Data entries:
——————
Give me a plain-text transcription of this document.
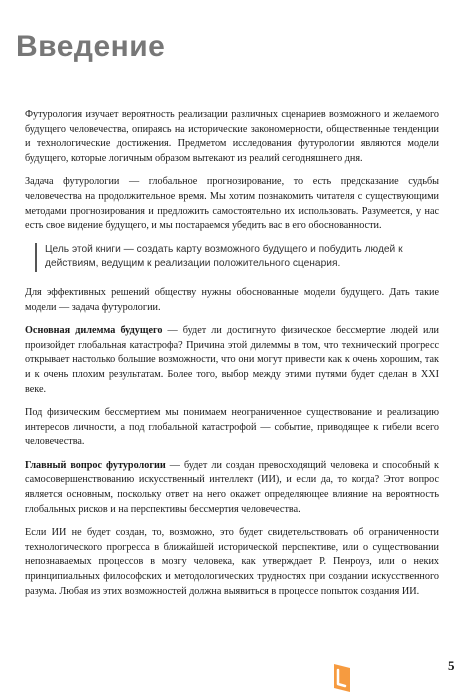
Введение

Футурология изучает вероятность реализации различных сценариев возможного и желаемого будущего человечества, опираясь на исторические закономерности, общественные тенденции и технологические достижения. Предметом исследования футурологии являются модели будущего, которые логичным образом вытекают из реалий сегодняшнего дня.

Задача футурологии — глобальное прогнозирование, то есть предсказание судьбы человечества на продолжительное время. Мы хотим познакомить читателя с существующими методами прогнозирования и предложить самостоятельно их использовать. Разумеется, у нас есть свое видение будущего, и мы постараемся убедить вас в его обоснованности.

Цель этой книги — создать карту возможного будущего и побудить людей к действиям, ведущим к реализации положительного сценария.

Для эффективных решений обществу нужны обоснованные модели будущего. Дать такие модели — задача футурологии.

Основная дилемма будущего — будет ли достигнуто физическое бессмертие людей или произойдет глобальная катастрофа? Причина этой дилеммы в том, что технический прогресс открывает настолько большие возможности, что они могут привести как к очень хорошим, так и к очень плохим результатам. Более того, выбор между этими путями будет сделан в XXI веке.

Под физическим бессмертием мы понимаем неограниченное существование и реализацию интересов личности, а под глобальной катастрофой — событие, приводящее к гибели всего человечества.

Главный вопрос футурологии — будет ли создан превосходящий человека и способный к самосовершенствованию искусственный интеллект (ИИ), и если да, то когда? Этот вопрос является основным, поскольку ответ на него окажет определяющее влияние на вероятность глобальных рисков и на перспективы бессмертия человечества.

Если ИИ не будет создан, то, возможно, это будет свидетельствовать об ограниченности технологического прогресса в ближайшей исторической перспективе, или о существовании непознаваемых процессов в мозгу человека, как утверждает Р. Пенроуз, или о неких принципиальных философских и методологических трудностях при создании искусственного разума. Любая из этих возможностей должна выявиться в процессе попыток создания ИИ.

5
——————
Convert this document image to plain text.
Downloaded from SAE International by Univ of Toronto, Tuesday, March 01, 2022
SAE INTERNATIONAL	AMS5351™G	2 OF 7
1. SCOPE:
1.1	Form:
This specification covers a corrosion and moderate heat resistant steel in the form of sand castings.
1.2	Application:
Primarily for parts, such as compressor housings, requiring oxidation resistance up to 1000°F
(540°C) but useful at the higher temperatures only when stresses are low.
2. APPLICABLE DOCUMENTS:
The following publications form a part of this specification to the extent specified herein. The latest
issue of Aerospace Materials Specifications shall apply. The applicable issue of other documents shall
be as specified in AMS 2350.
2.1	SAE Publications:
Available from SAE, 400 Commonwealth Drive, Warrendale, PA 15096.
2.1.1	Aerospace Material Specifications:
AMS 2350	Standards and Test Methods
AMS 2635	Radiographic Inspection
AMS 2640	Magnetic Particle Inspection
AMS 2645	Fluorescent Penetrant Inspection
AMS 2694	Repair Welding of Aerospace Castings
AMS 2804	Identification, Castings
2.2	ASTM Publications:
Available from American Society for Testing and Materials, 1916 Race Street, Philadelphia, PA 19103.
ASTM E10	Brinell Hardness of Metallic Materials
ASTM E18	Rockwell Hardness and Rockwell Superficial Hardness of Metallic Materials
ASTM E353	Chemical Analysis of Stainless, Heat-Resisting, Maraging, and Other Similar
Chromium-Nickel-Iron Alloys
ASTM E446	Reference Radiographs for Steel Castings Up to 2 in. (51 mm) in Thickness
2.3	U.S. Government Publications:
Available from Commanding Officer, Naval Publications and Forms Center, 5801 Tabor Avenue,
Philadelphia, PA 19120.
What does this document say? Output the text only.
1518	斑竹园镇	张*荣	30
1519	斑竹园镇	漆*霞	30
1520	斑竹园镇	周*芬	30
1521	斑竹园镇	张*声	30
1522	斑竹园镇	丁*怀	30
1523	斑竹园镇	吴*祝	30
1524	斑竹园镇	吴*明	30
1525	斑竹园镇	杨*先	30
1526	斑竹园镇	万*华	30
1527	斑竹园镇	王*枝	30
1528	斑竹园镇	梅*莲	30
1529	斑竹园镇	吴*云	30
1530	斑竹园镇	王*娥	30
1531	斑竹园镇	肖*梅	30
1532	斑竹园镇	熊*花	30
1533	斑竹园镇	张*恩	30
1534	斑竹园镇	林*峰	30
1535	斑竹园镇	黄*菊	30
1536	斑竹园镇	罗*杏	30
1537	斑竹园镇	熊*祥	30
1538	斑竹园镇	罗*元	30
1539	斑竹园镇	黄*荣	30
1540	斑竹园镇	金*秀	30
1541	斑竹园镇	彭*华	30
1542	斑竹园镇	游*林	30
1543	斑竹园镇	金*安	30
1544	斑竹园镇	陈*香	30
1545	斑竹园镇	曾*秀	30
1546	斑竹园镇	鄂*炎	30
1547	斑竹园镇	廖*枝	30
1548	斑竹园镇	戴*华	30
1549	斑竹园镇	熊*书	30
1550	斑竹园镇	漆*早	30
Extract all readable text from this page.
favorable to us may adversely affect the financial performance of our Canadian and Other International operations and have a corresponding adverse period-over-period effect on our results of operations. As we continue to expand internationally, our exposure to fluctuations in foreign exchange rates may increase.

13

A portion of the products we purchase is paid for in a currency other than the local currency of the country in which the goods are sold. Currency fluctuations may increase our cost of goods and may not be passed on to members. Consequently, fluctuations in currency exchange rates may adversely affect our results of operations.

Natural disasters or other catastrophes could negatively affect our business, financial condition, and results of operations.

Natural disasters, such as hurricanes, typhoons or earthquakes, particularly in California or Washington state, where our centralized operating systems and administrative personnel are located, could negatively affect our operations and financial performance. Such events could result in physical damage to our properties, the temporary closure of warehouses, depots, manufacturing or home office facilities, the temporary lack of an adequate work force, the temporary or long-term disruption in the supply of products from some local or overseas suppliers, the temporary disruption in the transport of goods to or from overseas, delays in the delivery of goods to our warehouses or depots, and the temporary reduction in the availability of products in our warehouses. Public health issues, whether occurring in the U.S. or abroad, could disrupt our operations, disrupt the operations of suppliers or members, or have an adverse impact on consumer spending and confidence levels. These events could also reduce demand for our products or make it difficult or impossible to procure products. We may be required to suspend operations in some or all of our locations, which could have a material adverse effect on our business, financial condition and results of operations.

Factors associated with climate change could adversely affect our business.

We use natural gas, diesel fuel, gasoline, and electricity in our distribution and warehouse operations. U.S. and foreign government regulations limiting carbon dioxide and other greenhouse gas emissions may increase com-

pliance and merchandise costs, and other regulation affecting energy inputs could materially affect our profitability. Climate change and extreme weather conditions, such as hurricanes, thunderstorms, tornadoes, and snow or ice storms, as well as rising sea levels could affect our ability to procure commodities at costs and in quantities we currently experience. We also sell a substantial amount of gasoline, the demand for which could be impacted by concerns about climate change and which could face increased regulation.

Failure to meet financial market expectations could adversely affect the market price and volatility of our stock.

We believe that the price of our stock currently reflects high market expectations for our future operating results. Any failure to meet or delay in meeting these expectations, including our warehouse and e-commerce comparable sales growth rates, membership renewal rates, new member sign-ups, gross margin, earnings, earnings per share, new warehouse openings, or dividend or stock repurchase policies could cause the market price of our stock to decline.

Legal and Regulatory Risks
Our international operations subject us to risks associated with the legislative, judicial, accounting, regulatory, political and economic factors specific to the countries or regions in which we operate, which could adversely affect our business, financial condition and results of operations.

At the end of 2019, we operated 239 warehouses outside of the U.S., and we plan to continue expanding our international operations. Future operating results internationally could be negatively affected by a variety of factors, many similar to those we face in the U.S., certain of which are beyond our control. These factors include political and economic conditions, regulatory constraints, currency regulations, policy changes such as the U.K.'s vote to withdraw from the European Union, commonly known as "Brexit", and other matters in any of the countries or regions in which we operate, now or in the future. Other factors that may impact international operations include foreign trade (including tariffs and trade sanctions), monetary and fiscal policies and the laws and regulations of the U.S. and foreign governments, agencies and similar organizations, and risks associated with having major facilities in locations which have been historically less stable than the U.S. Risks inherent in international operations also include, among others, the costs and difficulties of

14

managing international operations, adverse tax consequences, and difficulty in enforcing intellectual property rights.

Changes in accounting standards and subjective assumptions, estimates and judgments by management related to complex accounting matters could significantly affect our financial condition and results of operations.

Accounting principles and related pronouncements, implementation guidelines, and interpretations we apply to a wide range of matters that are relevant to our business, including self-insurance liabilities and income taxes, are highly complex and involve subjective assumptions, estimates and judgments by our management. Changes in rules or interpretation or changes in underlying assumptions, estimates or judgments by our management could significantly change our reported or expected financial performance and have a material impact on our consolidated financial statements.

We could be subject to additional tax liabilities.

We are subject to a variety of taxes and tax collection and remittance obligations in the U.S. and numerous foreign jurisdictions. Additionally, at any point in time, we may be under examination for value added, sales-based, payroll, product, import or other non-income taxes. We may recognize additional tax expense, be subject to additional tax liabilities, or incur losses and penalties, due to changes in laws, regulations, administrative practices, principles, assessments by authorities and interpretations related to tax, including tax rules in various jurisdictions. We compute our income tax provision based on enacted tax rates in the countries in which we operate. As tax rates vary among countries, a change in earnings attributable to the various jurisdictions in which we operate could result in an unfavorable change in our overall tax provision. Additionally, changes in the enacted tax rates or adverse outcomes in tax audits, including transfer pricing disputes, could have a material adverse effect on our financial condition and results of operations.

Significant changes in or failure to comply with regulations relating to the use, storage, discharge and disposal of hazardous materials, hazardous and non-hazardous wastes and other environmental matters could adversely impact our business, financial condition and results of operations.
——————
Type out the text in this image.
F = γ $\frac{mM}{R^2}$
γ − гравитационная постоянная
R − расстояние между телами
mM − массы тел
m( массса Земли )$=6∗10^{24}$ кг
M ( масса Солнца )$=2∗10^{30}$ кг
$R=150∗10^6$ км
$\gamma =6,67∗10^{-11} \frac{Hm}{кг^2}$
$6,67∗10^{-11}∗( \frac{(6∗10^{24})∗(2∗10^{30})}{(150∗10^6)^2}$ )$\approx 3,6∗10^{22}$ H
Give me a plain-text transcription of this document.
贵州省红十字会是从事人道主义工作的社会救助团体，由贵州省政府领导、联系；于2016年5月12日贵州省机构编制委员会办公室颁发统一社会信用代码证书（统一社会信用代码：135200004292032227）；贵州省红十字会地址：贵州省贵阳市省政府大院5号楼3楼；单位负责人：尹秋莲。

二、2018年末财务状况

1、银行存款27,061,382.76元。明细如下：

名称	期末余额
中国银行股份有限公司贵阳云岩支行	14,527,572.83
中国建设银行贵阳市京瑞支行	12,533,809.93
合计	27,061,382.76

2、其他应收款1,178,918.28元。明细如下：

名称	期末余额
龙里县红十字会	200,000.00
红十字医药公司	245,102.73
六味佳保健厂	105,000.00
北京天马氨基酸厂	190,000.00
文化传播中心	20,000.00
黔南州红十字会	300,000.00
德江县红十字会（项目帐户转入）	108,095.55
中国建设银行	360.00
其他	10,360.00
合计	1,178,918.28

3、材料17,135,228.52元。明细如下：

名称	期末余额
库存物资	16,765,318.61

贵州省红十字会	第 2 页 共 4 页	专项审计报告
——————
### Task goal:
Copy every line from the entries that contains the word "ASTM".

### Reply:
2.2	ASTM Publications:
ASTM E10	Brinell Hardness of Metallic Materials
ASTM E18	Rockwell Hardness and Rockwell Superficial Hardness of Metallic Materials
ASTM E353	Chemical Analysis of Stainless, Heat-Resisting, Maraging, and Other Similar
ASTM E446	Reference Radiographs for Steel Castings Up to 2 in. (51 mm) in Thickness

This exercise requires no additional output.